_Task description_
Give the number of lines that include the string "this", nothing more.

Stored items from a collection:
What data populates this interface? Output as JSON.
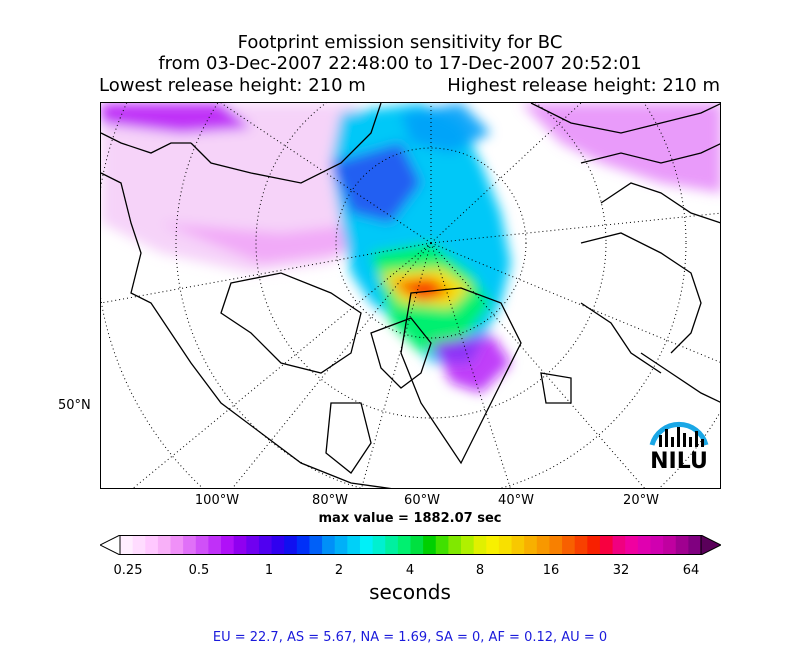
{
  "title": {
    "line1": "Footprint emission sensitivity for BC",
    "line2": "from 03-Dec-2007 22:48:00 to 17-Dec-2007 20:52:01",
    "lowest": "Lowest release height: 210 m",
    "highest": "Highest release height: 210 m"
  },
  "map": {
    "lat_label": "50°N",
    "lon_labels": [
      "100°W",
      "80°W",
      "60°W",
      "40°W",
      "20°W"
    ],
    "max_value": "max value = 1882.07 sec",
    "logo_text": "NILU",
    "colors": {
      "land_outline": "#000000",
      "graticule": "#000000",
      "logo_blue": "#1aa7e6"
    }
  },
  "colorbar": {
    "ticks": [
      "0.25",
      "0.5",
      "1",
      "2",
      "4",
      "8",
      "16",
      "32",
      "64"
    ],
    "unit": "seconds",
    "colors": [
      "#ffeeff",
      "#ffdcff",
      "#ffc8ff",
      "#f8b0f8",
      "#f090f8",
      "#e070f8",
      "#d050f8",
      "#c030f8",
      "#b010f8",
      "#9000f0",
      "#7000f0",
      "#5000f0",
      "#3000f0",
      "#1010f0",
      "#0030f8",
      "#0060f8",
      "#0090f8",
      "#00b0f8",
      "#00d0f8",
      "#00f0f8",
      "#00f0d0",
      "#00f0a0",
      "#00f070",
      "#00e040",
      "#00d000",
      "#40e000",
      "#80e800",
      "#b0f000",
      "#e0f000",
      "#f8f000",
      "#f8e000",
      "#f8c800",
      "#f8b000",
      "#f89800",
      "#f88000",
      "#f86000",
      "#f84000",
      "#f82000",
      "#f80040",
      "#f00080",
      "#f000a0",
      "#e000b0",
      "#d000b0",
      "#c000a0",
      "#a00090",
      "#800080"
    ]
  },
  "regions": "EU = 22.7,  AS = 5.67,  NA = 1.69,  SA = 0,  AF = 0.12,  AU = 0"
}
* * *
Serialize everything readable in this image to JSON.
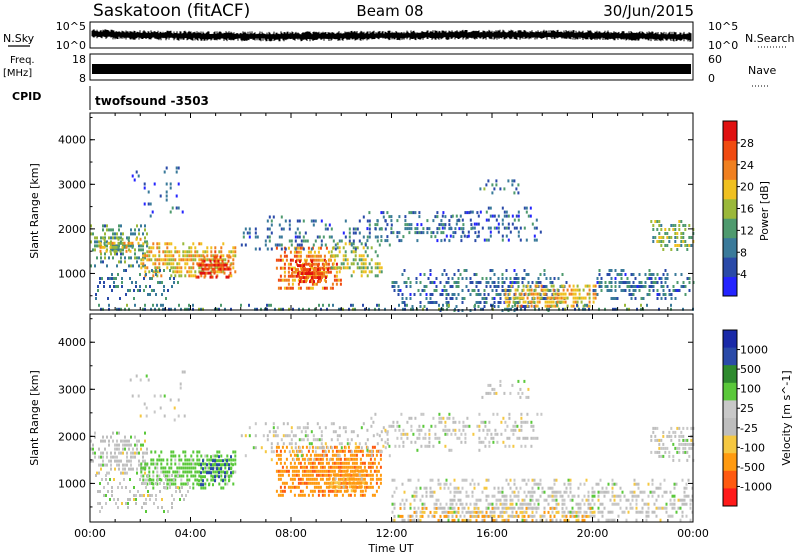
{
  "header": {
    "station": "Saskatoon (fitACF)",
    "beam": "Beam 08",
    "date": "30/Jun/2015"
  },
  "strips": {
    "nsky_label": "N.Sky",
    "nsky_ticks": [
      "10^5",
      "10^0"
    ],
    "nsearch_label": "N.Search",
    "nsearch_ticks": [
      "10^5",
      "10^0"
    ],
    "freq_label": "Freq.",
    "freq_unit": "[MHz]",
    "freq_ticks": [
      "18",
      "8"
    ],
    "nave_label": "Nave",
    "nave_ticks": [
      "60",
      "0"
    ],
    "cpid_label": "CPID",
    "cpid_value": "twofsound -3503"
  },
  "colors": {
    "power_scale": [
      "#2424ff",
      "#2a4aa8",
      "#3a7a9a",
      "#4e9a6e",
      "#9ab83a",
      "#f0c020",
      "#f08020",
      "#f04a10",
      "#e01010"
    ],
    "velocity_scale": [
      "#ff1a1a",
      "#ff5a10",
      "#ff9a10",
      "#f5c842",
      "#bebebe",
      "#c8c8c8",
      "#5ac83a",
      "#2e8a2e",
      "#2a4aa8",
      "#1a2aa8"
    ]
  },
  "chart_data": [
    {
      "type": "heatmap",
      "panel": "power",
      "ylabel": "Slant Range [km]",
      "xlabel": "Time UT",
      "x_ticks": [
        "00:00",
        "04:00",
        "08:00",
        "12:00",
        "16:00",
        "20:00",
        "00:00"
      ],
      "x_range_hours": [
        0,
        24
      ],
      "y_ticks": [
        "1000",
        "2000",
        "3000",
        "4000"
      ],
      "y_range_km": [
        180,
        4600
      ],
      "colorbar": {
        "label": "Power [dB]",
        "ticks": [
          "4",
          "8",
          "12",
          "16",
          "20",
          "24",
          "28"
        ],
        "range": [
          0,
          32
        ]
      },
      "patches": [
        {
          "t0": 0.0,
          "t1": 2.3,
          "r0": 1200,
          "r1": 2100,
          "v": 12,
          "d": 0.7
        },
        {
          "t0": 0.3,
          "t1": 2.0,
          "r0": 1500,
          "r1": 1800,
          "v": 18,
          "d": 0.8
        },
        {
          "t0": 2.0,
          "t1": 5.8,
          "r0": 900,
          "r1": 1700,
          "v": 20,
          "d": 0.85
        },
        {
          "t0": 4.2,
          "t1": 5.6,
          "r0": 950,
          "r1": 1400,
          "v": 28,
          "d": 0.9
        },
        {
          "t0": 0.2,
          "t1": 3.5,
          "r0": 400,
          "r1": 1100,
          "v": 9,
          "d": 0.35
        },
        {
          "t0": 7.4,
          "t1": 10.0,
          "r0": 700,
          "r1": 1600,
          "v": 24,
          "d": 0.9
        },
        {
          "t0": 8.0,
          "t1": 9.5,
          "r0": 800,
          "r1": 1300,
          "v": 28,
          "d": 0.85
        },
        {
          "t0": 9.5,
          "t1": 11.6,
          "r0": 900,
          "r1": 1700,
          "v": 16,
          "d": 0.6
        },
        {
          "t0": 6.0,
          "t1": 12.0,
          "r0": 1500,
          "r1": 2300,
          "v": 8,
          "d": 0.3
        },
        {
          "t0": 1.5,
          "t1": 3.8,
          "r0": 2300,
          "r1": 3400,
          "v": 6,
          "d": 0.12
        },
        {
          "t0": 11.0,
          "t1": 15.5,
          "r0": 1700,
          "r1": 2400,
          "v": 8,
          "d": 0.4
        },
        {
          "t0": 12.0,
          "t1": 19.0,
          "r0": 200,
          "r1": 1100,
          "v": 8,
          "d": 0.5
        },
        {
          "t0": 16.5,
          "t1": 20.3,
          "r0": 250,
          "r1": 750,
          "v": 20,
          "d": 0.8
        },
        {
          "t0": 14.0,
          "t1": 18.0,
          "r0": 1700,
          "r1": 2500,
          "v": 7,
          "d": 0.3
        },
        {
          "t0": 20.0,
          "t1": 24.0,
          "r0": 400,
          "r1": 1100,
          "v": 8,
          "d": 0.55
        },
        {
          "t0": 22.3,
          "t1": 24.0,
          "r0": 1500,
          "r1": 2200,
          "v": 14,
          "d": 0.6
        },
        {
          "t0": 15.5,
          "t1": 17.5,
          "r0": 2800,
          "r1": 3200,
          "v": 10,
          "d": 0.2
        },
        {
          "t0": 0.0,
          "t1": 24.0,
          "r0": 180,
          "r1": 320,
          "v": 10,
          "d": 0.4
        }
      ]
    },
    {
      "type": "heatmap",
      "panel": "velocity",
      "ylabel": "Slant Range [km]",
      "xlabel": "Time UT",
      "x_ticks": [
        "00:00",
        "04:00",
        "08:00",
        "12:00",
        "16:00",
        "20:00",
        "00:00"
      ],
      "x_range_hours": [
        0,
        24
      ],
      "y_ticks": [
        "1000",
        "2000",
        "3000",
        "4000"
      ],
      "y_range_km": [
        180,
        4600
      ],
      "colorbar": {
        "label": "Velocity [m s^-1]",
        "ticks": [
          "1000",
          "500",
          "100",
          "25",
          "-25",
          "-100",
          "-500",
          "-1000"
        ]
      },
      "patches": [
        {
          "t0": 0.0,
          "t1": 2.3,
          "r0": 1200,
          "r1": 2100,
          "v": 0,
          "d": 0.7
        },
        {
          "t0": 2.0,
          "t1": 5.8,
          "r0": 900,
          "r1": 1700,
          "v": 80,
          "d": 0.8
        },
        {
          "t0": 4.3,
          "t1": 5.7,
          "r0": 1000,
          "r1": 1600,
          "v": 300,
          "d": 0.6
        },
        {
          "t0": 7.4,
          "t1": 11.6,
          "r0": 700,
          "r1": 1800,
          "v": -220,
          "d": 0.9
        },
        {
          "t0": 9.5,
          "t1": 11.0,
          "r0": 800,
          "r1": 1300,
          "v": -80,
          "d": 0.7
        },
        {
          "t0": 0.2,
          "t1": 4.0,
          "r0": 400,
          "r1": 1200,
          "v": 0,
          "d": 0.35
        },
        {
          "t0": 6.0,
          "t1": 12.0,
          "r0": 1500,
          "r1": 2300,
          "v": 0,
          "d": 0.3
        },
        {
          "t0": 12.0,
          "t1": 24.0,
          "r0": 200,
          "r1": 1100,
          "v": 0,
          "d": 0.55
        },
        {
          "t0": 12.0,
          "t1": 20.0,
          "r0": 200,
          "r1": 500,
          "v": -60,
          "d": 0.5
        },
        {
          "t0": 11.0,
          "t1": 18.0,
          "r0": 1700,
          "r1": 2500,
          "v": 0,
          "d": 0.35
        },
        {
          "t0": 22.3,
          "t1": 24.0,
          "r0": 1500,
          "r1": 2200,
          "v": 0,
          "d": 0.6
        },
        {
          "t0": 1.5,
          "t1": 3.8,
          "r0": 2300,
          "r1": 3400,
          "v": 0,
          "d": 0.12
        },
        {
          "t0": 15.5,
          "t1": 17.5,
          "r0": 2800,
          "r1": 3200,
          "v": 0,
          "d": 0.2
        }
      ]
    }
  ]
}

_Correct output_
2